╭──

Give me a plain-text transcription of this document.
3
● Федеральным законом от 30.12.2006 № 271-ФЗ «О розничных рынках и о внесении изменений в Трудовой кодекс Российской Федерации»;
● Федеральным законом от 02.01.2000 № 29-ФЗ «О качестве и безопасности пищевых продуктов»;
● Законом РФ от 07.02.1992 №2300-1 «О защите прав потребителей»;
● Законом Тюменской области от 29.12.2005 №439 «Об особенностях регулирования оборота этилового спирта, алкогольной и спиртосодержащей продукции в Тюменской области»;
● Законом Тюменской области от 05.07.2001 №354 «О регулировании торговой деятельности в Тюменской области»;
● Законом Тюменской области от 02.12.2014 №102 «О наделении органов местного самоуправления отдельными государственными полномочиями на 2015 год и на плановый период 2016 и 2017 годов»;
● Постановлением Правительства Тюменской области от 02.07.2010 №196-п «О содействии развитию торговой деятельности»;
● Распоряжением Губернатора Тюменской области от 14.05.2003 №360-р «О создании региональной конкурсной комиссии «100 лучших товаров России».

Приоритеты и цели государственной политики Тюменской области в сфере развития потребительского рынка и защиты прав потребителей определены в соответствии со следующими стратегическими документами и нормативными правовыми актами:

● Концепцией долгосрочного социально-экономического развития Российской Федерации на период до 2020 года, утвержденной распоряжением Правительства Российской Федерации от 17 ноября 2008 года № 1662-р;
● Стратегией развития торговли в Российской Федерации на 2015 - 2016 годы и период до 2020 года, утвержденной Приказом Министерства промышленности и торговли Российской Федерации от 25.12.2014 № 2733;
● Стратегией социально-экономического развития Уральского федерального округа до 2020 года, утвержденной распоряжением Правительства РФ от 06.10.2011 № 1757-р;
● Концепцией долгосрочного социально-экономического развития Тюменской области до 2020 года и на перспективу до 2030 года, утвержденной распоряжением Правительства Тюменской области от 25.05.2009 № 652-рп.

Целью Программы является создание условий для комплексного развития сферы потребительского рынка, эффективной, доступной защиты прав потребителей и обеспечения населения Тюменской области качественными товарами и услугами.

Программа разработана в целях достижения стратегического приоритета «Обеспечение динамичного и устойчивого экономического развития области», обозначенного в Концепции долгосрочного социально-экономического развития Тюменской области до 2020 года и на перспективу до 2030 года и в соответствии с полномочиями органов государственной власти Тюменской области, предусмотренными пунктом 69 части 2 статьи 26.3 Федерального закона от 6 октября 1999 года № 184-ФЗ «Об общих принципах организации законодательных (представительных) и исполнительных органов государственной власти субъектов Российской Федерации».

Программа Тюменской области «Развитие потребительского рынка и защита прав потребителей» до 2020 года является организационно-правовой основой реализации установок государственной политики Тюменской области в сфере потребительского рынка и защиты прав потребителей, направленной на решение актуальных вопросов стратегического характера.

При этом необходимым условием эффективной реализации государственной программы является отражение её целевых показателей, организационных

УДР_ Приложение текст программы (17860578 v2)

╰──

### PROBLEM
Copy out each line that contains the word "сфере".

### THE RESPONSE
Приоритеты и цели государственной политики Тюменской области в сфере развития потребительского рынка и защиты прав потребителей определены в соответствии со следующими стратегическими документами и нормативными правовыми актами:
Программа Тюменской области «Развитие потребительского рынка и защита прав потребителей» до 2020 года является организационно-правовой основой реализации установок государственной политики Тюменской области в сфере потребительского рынка и защиты прав потребителей, направленной на решение актуальных вопросов стратегического характера.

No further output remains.